■ **EXTRAIT DE PAGE**
════════

Car ce dont il s’agit avant tout pour le poète, c’est bien de parvenir à transmettre, en les suggérant (explicitement ou dans les marges) les émotions, les sentiments, les idées, les sensations et en particulier les images, qui ont été la matrice du poème; et parvenir à transmettre au lecteur un autre mode d’être au monde que le sien, c’est parvenir à faire passer tout cela dans les mots, par leur agencement dans la phrase et sur la page, et donc rendre à la fois la part humaine commune et la singularité irréductible de cette expérience poétique en train de se dire. Sans part commune on aboutit à l’idiolecte, miroir verbal du monde incommunicable de l’aliéné, sans la singularité c’est le cliché, la banalité, le vide conceptuel, au mieux (?) l’académisme.
Mais pour écrire de la poésie, pas plus que pour être musicien, ou sculpteur ou danseur, il ne suffit de ressentir, de penser des choses singulières, subtiles ou même fortes; il y faut beaucoup plus : agencer les mots de sa langue de telle sorte qu’en les lisant, le lecteur du poème pense et ressente, à son tour, les choses subtiles et fortes à l’origine de ce poème, s’approprie en quelque sorte leur singularité, pour - les faisant siennes et leur appliquant sa propre intelligence, sa propre sensibilité, sa propre culture, sa propre expérience humaine - y puiser approfondissement, enrichissement, élargissement de ce qu’il est.
En somme, le lecteur doit se sentir emporté par le poème, dans l’univers du poème, par une sorte de grande respiration, le grand souffle d’un amour déclaré aux mots. Stendhal a parlé du phénomène de la " cristallisation " amoureuse : celui qui aime transfigure l’être aimé; eh bien, le poète amoureux des mots doit transmettre à son lecteur le choc de cette rencontre amoureuse, l’enchantement de la cristallisation. Au lieu de mots perçus comme les simples outils de la communication courante (à peu près interchangeables d’ailleurs d’une langue à l’autre), des outils qui s’effacent, qui s’oublient, une fois rempli leur rôle utilitaire, le lecteur est appelé, à l’instigation du poète, à considérer ces mots comme de la matière à aimer et à modeler pour elle-même, de la matière sonore, à la fois ludique et porteuse de mystère, voire de magie, mais qu’il faut questionner, structurer, architecturer, pour qu’elle prenne finalement sens dans l’alchimie glorieuse du poème.
Alors la poésie, oui, on peut sans doute le dire comme cela, ce serait d’abord l’amour déclaré aux mots, aux mots avec quoi tenter de dire au plus juste le monde, tenter de dire au plus juste les hommes, leurs préoccupations. Mais pour dire au plus juste, encore faut-il se défier de l’usure du langage commun, des facilités d’un "prêt-à-penser" et d’un "prêt-à-dire", comme dans les relations humaines sans doute, il faut se garder d’un "prêt-à-ressentir". La poésie relève toujours du "sur mesure". D’où nécessairement, et corrélativement, un langage qui doit être, selon la forte parole d’ Octavio Paz, "en insurrection permanente". Voilà peut-être, en fin de compte, une approche de la Poésie à laquelle souscrire : la Poésie, comme amour déclaré aux mots mais dans l’exigence d’un questionnement toujours en alerte, d’une remise en question permanente; et disons-le, pourquoi pas, presque dans l’exigence d’une quête.

════════

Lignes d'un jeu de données
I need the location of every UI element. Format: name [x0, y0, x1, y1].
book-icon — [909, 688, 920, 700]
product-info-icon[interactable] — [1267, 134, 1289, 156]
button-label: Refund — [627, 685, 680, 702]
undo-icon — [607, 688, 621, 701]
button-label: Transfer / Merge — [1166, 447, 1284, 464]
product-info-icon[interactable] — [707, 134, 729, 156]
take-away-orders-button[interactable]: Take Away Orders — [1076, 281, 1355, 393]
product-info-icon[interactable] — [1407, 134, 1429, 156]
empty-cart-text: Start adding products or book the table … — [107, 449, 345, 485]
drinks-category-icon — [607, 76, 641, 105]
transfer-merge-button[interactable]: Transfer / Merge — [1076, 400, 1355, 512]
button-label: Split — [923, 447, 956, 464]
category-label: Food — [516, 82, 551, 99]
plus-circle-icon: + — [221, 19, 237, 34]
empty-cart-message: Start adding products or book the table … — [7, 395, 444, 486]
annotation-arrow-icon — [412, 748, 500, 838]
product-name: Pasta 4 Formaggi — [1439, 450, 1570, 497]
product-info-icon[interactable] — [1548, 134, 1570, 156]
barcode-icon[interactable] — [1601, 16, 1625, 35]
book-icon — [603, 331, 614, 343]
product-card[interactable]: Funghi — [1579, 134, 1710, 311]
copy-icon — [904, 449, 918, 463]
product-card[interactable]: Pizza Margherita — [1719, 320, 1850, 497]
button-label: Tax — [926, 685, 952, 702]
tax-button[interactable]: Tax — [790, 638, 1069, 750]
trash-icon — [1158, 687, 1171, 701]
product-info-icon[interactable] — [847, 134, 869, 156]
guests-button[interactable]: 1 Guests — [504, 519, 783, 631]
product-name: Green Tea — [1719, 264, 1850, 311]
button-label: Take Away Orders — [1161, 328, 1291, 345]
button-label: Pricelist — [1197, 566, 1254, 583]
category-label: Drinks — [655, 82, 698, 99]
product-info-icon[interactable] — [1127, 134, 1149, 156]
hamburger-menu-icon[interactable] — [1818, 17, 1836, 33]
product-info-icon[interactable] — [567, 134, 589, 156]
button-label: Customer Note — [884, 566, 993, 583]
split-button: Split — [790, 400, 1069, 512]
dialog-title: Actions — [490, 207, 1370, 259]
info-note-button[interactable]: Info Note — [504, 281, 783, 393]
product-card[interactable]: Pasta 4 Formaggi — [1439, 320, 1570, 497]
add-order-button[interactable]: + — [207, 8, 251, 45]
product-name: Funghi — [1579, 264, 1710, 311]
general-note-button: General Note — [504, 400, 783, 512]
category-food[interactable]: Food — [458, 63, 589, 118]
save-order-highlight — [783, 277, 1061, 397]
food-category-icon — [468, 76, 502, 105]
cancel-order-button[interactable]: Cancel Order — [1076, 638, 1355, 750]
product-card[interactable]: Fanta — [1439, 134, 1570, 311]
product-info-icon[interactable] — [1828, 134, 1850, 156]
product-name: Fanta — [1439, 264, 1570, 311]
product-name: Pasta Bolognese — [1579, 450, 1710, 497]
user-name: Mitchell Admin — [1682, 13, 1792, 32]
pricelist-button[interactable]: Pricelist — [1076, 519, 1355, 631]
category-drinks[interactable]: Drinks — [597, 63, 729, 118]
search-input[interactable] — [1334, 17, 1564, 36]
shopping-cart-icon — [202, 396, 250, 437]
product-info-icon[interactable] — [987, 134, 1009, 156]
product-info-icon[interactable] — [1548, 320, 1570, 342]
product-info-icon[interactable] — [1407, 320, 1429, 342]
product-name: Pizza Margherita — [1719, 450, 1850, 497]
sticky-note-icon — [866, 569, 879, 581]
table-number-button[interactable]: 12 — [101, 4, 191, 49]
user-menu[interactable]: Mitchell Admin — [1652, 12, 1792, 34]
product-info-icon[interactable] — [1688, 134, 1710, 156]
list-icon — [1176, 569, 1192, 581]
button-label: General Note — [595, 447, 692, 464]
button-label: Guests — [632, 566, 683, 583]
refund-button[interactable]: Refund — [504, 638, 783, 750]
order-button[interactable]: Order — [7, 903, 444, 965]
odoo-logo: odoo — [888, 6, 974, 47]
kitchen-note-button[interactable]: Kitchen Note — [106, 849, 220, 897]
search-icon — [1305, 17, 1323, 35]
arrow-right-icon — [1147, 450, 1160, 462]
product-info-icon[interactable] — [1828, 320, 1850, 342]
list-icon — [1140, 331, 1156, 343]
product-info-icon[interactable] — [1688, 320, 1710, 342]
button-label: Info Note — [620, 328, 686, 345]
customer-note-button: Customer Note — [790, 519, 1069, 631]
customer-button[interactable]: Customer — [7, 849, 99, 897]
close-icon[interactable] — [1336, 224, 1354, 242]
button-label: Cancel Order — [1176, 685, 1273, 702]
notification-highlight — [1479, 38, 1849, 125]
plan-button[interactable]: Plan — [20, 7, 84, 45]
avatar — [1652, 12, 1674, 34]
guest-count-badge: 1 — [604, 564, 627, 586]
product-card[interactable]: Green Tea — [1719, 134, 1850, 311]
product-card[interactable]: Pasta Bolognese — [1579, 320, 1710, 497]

════════

■ **EXERCICES**
1/ Selon l'extrait sur la poésie, pourquoi le poète doit-il se défier de « l'usure du langage commun » ? Répondez en une à trois phrases.
2/ Relevez sans rien modifier le passage de l'extrait sur la poésie qui commence par « Car ce dont » et se poursuit jusqu'à « mieux (?) l’académisme. ».

■ **CORRIGÉ**
1/ Le poète doit s'en défier pour parvenir à dire « au plus juste » le monde et les hommes. Il lui faut donc éviter les facilités d'un « prêt-à-penser » et d'un « prêt-à-dire », car la poésie relève toujours du « sur mesure ».

2/
Car ce dont il s’agit avant tout pour le poète, c’est bien de parvenir à transmettre, en les suggérant (explicitement ou dans les marges) les émotions, les sentiments, les idées, les sensations et en particulier les images, qui ont été la matrice du poème; et parvenir à transmettre au lecteur un autre mode d’être au monde que le sien, c’est parvenir à faire passer tout cela dans les mots, par leur agencement dans la phrase et sur la page, et donc rendre à la fois la part humaine commune et la singularité irréductible de cette expérience poétique en train de se dire. Sans part commune on aboutit à l’idiolecte, miroir verbal du monde incommunicable de l’aliéné, sans la singularité c’est le cliché, la banalité, le vide conceptuel, au mieux (?) l’académisme.